→ **What the task requires**: Could you write out every entry exactly as it stands?
-- Begin Given data --
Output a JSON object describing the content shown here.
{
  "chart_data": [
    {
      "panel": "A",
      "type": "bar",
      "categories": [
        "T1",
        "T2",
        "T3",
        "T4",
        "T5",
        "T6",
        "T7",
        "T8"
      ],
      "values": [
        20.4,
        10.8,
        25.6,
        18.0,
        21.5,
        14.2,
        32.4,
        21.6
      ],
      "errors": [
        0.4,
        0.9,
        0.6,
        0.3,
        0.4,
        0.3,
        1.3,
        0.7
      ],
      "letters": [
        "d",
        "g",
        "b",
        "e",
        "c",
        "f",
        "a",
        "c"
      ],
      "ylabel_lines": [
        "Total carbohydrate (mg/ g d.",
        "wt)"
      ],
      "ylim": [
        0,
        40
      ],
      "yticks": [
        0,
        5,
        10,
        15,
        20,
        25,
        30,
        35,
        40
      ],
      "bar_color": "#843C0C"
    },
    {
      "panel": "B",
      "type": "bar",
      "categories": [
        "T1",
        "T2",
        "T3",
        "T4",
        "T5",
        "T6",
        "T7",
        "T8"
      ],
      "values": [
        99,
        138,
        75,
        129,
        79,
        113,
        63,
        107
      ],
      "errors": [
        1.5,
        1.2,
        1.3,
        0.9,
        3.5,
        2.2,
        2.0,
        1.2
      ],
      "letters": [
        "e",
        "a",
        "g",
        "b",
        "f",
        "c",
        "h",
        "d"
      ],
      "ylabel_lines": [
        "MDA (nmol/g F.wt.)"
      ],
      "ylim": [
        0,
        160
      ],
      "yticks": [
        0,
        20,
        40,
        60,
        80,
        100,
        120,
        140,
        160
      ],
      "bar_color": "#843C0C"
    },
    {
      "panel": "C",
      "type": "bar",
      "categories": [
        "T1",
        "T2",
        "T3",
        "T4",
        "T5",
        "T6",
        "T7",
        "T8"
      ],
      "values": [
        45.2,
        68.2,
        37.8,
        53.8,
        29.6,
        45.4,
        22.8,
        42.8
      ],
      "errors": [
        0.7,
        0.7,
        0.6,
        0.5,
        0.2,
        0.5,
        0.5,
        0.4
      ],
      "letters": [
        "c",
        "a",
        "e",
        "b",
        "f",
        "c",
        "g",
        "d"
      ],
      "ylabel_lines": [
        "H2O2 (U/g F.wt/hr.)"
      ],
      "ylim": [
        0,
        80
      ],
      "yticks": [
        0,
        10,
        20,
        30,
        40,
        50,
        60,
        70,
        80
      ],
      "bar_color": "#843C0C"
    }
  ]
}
-- End Given data --
→ **Complete output**:
Output a JSON object describing the content shown here.
{
  "chart_data": [
    {
      "panel": "A",
      "type": "bar",
      "categories": [
        "T1",
        "T2",
        "T3",
        "T4",
        "T5",
        "T6",
        "T7",
        "T8"
      ],
      "values": [
        20.4,
        10.8,
        25.6,
        18.0,
        21.5,
        14.2,
        32.4,
        21.6
      ],
      "errors": [
        0.4,
        0.9,
        0.6,
        0.3,
        0.4,
        0.3,
        1.3,
        0.7
      ],
      "letters": [
        "d",
        "g",
        "b",
        "e",
        "c",
        "f",
        "a",
        "c"
      ],
      "ylabel_lines": [
        "Total carbohydrate (mg/ g d.",
        "wt)"
      ],
      "ylim": [
        0,
        40
      ],
      "yticks": [
        0,
        5,
        10,
        15,
        20,
        25,
        30,
        35,
        40
      ],
      "bar_color": "#843C0C"
    },
    {
      "panel": "B",
      "type": "bar",
      "categories": [
        "T1",
        "T2",
        "T3",
        "T4",
        "T5",
        "T6",
        "T7",
        "T8"
      ],
      "values": [
        99,
        138,
        75,
        129,
        79,
        113,
        63,
        107
      ],
      "errors": [
        1.5,
        1.2,
        1.3,
        0.9,
        3.5,
        2.2,
        2.0,
        1.2
      ],
      "letters": [
        "e",
        "a",
        "g",
        "b",
        "f",
        "c",
        "h",
        "d"
      ],
      "ylabel_lines": [
        "MDA (nmol/g F.wt.)"
      ],
      "ylim": [
        0,
        160
      ],
      "yticks": [
        0,
        20,
        40,
        60,
        80,
        100,
        120,
        140,
        160
      ],
      "bar_color": "#843C0C"
    },
    {
      "panel": "C",
      "type": "bar",
      "categories": [
        "T1",
        "T2",
        "T3",
        "T4",
        "T5",
        "T6",
        "T7",
        "T8"
      ],
      "values": [
        45.2,
        68.2,
        37.8,
        53.8,
        29.6,
        45.4,
        22.8,
        42.8
      ],
      "errors": [
        0.7,
        0.7,
        0.6,
        0.5,
        0.2,
        0.5,
        0.5,
        0.4
      ],
      "letters": [
        "c",
        "a",
        "e",
        "b",
        "f",
        "c",
        "g",
        "d"
      ],
      "ylabel_lines": [
        "H2O2 (U/g F.wt/hr.)"
      ],
      "ylim": [
        0,
        80
      ],
      "yticks": [
        0,
        10,
        20,
        30,
        40,
        50,
        60,
        70,
        80
      ],
      "bar_color": "#843C0C"
    }
  ]
}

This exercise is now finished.